● TASK TO COMPLETE: Are you able to quote each entry exactly as written?

── EXERCISE INPUTS ──

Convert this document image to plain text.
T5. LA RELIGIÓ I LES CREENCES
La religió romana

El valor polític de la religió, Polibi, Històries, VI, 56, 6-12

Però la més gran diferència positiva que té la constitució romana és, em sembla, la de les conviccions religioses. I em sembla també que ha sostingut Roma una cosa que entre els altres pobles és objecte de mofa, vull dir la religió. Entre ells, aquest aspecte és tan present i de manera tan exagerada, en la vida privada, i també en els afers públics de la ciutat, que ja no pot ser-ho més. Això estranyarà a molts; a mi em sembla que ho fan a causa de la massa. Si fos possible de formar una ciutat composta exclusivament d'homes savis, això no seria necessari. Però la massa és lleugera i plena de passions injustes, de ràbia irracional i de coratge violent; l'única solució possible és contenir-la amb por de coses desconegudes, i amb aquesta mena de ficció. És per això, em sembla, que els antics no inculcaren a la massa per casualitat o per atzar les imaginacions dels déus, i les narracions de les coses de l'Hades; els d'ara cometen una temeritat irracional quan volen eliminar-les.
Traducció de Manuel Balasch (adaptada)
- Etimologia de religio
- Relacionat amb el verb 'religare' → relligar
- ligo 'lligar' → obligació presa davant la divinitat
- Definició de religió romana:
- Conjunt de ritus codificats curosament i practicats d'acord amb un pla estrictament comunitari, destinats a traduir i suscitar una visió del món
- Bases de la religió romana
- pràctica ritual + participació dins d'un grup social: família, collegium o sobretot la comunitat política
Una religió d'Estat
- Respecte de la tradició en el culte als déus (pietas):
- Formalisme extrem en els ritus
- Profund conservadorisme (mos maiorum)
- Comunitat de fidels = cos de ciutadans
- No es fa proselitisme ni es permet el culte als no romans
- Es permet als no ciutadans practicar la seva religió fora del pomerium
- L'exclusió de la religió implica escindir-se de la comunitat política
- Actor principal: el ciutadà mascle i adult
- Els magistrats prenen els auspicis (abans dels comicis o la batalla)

───

● PROBLEM SOLUTION:
Convert this document image to plain text.
T5. LA RELIGIÓ I LES CREENCES
La religió romana

El valor polític de la religió, Polibi, Històries, VI, 56, 6-12

Però la més gran diferència positiva que té la constitució romana és, em sembla, la de les conviccions religioses. I em sembla també que ha sostingut Roma una cosa que entre els altres pobles és objecte de mofa, vull dir la religió. Entre ells, aquest aspecte és tan present i de manera tan exagerada, en la vida privada, i també en els afers públics de la ciutat, que ja no pot ser-ho més. Això estranyarà a molts; a mi em sembla que ho fan a causa de la massa. Si fos possible de formar una ciutat composta exclusivament d'homes savis, això no seria necessari. Però la massa és lleugera i plena de passions injustes, de ràbia irracional i de coratge violent; l'única solució possible és contenir-la amb por de coses desconegudes, i amb aquesta mena de ficció. És per això, em sembla, que els antics no inculcaren a la massa per casualitat o per atzar les imaginacions dels déus, i les narracions de les coses de l'Hades; els d'ara cometen una temeritat irracional quan volen eliminar-les.
Traducció de Manuel Balasch (adaptada)
- Etimologia de religio
- Relacionat amb el verb 'religare' → relligar
- ligo 'lligar' → obligació presa davant la divinitat
- Definició de religió romana:
- Conjunt de ritus codificats curosament i practicats d'acord amb un pla estrictament comunitari, destinats a traduir i suscitar una visió del món
- Bases de la religió romana
- pràctica ritual + participació dins d'un grup social: família, collegium o sobretot la comunitat política
Una religió d'Estat
- Respecte de la tradició en el culte als déus (pietas):
- Formalisme extrem en els ritus
- Profund conservadorisme (mos maiorum)
- Comunitat de fidels = cos de ciutadans
- No es fa proselitisme ni es permet el culte als no romans
- Es permet als no ciutadans practicar la seva religió fora del pomerium
- L'exclusió de la religió implica escindir-se de la comunitat política
- Actor principal: el ciutadà mascle i adult
- Els magistrats prenen els auspicis (abans dels comicis o la batalla)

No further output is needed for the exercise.